● Data shown
::::::::
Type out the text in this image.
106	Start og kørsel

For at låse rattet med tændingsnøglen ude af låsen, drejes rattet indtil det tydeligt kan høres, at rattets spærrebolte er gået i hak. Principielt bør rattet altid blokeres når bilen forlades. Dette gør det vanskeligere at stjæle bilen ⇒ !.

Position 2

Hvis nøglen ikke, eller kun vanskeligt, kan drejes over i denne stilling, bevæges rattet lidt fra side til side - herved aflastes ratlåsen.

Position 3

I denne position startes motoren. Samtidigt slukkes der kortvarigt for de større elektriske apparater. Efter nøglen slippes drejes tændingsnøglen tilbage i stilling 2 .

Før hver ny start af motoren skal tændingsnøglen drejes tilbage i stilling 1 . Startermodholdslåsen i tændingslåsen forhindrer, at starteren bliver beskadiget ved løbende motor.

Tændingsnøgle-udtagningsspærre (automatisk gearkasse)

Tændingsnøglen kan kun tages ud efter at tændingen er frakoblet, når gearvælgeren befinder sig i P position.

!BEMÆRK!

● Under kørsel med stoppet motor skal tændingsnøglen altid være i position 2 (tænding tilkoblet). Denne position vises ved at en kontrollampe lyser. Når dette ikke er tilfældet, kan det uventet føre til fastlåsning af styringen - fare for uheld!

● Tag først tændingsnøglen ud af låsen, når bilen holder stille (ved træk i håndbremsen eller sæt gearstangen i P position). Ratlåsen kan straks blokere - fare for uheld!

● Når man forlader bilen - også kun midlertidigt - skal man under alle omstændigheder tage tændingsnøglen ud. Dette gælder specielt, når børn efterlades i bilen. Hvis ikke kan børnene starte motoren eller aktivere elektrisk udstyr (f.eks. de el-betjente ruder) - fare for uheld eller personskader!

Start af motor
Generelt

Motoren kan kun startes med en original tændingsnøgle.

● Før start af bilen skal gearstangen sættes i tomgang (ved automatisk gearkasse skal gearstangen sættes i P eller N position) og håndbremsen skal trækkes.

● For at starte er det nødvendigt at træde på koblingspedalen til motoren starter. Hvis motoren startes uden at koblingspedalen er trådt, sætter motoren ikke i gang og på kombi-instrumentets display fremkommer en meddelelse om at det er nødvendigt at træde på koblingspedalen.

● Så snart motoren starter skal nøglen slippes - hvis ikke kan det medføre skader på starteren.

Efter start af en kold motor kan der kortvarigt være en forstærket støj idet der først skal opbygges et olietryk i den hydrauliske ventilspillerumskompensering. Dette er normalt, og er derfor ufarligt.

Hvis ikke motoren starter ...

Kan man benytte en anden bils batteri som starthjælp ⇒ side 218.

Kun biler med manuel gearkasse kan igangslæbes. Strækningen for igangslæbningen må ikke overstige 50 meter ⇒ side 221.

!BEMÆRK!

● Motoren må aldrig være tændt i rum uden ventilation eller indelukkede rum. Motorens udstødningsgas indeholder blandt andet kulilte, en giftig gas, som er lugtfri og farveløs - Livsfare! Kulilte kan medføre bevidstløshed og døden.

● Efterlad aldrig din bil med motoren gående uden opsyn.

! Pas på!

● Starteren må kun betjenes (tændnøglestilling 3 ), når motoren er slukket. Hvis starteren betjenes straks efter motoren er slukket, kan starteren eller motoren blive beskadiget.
::::::::
● Requirement
Take every line above carrying "kørsel" and return it.

● Written answer
106	Start og kørsel
● Under kørsel med stoppet motor skal tændingsnøglen altid være i position 2 (tænding tilkoblet). Denne position vises ved at en kontrollampe lyser. Når dette ikke er tilfældet, kan det uventet føre til fastlåsning af styringen - fare for uheld!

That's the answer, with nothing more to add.